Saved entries
Begin

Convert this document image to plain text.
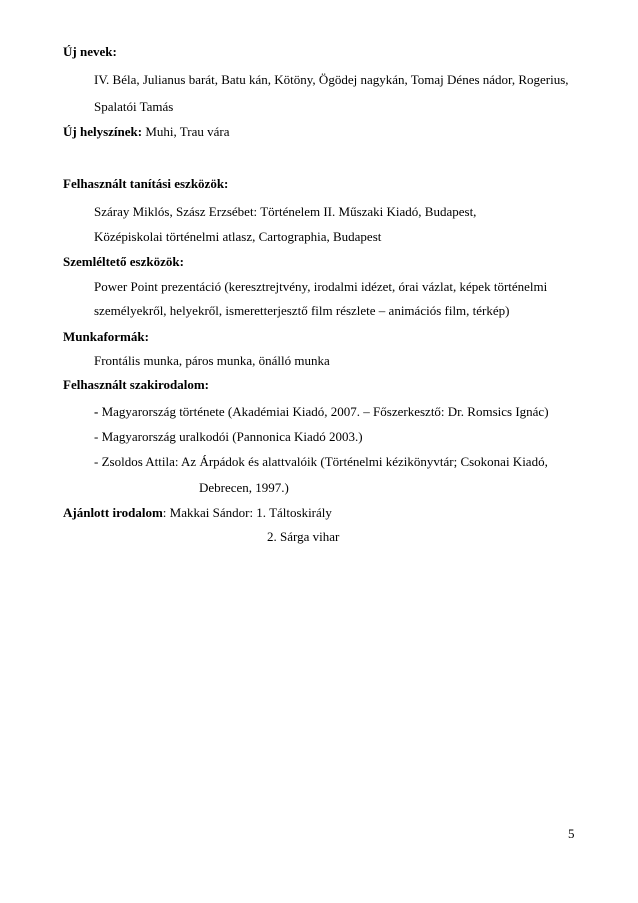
Új nevek:
IV. Béla, Julianus barát, Batu kán, Kötöny, Ögödej nagykán, Tomaj Dénes nádor, Rogerius,
Spalatói Tamás
Új helyszínek: Muhi, Trau vára
Felhasznált tanítási eszközök:
Száray Miklós, Szász Erzsébet: Történelem II. Műszaki Kiadó, Budapest,
Középiskolai történelmi atlasz, Cartographia, Budapest
Szemléltető eszközök:
Power Point prezentáció (keresztrejtvény, irodalmi idézet, órai vázlat, képek történelmi
személyekről, helyekről, ismeretterjesztő film részlete – animációs film, térkép)
Munkaformák:
Frontális munka, páros munka, önálló munka
Felhasznált szakirodalom:
- Magyarország története (Akadémiai Kiadó, 2007. – Főszerkesztő: Dr. Romsics Ignác)
- Magyarország uralkodói (Pannonica Kiadó 2003.)
- Zsoldos Attila: Az Árpádok és alattvalóik (Történelmi kézikönyvtár; Csokonai Kiadó,
Debrecen, 1997.)
Ajánlott irodalom: Makkai Sándor: 1. Táltoskirály
2. Sárga vihar
5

End

Set exercise
Pick out the lines containing the string "Kiadó".

The answer
Száray Miklós, Szász Erzsébet: Történelem II. Műszaki Kiadó, Budapest,
- Magyarország története (Akadémiai Kiadó, 2007. – Főszerkesztő: Dr. Romsics Ignác)
- Magyarország uralkodói (Pannonica Kiadó 2003.)
- Zsoldos Attila: Az Árpádok és alattvalóik (Történelmi kézikönyvtár; Csokonai Kiadó,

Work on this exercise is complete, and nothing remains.